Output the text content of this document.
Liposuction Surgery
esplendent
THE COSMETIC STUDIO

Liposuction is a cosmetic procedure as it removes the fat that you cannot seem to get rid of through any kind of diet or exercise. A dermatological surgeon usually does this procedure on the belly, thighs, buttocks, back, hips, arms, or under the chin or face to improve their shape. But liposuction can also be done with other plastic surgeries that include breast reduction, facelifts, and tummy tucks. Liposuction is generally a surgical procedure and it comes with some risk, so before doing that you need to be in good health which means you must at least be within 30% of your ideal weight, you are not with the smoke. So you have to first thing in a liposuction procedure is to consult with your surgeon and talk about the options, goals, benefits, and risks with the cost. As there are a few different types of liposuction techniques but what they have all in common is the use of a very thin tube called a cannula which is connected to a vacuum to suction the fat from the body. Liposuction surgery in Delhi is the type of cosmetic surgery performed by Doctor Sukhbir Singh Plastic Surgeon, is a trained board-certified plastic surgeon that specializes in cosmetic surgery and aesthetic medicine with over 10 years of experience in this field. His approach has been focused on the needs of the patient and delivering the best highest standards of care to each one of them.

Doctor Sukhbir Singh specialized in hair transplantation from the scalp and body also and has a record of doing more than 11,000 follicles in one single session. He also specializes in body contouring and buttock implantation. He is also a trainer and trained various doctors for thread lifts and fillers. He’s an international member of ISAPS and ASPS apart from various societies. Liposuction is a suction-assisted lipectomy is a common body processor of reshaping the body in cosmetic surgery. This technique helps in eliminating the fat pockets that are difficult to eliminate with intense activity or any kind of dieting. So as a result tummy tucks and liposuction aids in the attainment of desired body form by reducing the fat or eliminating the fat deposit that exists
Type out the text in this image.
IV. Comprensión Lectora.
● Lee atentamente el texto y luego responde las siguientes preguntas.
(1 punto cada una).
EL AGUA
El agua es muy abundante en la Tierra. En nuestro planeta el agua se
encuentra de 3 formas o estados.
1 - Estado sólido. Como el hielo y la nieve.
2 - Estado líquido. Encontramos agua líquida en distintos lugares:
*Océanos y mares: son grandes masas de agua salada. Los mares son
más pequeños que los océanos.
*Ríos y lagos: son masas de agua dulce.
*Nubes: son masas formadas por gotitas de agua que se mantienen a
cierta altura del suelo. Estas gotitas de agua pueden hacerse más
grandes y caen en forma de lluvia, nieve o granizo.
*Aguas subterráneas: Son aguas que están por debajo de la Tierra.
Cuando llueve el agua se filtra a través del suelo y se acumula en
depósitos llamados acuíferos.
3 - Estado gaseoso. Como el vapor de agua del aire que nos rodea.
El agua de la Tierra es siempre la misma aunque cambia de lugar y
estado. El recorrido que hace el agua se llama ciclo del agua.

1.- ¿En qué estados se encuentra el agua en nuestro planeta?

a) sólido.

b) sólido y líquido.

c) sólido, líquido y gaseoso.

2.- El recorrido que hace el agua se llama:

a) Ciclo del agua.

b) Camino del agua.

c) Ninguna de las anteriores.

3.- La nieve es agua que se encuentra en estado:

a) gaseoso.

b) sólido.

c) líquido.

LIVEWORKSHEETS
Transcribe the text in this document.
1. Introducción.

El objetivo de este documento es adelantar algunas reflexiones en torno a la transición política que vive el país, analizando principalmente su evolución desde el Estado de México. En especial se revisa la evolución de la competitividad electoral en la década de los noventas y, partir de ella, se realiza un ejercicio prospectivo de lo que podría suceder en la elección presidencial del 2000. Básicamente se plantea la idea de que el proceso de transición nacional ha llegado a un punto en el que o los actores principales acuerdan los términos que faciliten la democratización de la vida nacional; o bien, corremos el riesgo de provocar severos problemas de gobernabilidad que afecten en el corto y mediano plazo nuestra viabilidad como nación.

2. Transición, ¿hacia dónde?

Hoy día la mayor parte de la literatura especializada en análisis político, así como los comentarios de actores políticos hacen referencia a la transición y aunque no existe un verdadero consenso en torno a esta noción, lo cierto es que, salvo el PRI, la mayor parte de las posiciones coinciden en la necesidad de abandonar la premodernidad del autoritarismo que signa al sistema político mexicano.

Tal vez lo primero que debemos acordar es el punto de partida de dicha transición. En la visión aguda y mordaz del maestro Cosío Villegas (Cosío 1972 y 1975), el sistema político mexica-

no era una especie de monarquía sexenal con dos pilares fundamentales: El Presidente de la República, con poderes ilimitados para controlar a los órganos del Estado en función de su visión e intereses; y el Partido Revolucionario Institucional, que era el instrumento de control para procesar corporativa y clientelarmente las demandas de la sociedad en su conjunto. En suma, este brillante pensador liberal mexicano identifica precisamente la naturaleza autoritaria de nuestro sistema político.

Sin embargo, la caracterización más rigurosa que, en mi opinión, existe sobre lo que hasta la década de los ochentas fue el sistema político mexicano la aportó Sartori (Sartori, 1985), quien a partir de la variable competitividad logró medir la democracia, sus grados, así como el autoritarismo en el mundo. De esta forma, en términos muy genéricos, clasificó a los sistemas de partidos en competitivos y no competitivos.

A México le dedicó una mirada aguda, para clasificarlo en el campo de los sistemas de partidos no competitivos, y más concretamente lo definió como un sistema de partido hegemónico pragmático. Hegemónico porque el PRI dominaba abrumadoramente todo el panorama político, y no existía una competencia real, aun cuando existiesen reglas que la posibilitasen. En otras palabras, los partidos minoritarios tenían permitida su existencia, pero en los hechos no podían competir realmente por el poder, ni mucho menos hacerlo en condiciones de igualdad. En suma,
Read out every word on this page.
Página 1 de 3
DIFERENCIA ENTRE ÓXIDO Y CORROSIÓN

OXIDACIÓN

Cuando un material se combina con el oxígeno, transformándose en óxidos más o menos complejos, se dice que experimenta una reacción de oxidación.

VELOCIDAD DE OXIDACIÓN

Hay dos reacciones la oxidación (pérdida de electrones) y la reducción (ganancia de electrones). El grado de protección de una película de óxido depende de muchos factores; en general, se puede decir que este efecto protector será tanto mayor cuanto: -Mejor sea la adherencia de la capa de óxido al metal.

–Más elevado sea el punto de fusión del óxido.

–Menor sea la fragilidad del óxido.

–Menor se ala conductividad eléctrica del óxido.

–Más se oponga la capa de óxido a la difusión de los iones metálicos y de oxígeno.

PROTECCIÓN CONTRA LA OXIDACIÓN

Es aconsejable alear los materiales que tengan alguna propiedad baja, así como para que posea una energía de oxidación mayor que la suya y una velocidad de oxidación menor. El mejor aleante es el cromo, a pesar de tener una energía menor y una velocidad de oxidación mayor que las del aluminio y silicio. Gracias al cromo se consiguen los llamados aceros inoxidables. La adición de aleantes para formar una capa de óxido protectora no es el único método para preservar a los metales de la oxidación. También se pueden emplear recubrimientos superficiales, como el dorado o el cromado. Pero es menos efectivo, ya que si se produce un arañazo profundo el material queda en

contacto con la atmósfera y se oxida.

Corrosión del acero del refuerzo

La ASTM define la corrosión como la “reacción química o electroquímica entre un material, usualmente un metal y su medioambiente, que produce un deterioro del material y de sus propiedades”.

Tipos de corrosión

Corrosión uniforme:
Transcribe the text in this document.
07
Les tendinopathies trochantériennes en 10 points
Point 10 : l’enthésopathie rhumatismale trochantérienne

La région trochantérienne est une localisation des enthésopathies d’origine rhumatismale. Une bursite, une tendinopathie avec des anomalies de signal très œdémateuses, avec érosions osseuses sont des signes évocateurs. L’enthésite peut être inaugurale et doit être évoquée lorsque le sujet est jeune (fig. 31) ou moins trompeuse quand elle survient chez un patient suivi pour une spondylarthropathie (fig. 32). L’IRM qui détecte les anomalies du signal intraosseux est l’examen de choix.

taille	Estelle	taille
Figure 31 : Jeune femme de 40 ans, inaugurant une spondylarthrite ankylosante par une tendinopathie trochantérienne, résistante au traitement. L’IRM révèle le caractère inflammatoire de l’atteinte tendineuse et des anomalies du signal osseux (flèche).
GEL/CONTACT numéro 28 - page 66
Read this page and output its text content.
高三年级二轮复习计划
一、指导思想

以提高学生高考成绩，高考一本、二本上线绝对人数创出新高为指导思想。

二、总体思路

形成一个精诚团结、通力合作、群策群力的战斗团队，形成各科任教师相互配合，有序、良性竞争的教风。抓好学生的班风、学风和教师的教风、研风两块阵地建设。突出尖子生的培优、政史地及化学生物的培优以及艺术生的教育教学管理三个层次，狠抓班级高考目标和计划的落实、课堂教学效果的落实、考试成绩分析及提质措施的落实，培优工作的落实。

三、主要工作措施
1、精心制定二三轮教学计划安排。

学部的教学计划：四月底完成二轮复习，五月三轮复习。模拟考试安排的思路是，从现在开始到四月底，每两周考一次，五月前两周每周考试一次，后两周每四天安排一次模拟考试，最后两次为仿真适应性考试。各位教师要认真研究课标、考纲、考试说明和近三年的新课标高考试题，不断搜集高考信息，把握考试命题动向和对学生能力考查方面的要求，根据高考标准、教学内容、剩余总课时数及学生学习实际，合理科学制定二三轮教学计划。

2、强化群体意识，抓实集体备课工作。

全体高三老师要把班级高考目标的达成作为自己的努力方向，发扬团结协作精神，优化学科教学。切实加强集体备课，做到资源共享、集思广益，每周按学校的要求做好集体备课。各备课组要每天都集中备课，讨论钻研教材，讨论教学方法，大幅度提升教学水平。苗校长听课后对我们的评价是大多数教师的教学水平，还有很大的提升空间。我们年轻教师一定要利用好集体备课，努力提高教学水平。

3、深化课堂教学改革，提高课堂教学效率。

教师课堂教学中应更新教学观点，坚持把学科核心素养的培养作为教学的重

=====

▶ **TO DO**
Extract each line from the listing that holds the word "Tierra".

▶ **THE RESPONSE**
El agua es muy abundante en la Tierra. En nuestro planeta el agua se
*Aguas subterráneas: Son aguas que están por debajo de la Tierra.
El agua de la Tierra es siempre la misma aunque cambia de lugar y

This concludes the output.